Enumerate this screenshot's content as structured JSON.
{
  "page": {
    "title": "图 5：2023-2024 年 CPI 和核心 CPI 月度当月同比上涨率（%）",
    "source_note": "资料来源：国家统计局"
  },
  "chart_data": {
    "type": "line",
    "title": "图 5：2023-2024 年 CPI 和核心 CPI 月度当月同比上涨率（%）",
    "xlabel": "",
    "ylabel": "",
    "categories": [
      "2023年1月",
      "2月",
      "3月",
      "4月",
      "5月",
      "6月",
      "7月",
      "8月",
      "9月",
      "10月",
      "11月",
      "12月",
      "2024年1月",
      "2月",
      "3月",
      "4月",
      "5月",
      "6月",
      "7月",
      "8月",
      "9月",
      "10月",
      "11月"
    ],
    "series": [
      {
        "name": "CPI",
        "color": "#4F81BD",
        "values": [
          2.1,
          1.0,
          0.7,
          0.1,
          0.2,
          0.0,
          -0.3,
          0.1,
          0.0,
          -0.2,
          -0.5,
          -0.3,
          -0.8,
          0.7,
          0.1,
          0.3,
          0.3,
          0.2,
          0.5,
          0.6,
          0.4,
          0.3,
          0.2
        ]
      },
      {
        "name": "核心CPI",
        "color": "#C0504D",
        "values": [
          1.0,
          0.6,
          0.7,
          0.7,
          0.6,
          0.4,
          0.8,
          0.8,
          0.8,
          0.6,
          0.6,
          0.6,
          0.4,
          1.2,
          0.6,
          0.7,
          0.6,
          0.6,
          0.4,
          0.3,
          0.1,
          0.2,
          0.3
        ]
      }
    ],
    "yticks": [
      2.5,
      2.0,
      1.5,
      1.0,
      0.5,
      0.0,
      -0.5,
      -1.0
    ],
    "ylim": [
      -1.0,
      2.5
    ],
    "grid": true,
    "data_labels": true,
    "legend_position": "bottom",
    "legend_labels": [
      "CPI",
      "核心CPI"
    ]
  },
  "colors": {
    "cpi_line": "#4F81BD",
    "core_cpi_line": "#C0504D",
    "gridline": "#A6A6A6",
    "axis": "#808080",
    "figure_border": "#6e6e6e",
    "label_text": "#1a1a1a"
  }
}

Short task.
Please return the data above exactly as given.

Worked solution.
Enumerate this screenshot's content as structured JSON.
{
  "page": {
    "title": "图 5：2023-2024 年 CPI 和核心 CPI 月度当月同比上涨率（%）",
    "source_note": "资料来源：国家统计局"
  },
  "chart_data": {
    "type": "line",
    "title": "图 5：2023-2024 年 CPI 和核心 CPI 月度当月同比上涨率（%）",
    "xlabel": "",
    "ylabel": "",
    "categories": [
      "2023年1月",
      "2月",
      "3月",
      "4月",
      "5月",
      "6月",
      "7月",
      "8月",
      "9月",
      "10月",
      "11月",
      "12月",
      "2024年1月",
      "2月",
      "3月",
      "4月",
      "5月",
      "6月",
      "7月",
      "8月",
      "9月",
      "10月",
      "11月"
    ],
    "series": [
      {
        "name": "CPI",
        "color": "#4F81BD",
        "values": [
          2.1,
          1.0,
          0.7,
          0.1,
          0.2,
          0.0,
          -0.3,
          0.1,
          0.0,
          -0.2,
          -0.5,
          -0.3,
          -0.8,
          0.7,
          0.1,
          0.3,
          0.3,
          0.2,
          0.5,
          0.6,
          0.4,
          0.3,
          0.2
        ]
      },
      {
        "name": "核心CPI",
        "color": "#C0504D",
        "values": [
          1.0,
          0.6,
          0.7,
          0.7,
          0.6,
          0.4,
          0.8,
          0.8,
          0.8,
          0.6,
          0.6,
          0.6,
          0.4,
          1.2,
          0.6,
          0.7,
          0.6,
          0.6,
          0.4,
          0.3,
          0.1,
          0.2,
          0.3
        ]
      }
    ],
    "yticks": [
      2.5,
      2.0,
      1.5,
      1.0,
      0.5,
      0.0,
      -0.5,
      -1.0
    ],
    "ylim": [
      -1.0,
      2.5
    ],
    "grid": true,
    "data_labels": true,
    "legend_position": "bottom",
    "legend_labels": [
      "CPI",
      "核心CPI"
    ]
  },
  "colors": {
    "cpi_line": "#4F81BD",
    "core_cpi_line": "#C0504D",
    "gridline": "#A6A6A6",
    "axis": "#808080",
    "figure_border": "#6e6e6e",
    "label_text": "#1a1a1a"
  }
}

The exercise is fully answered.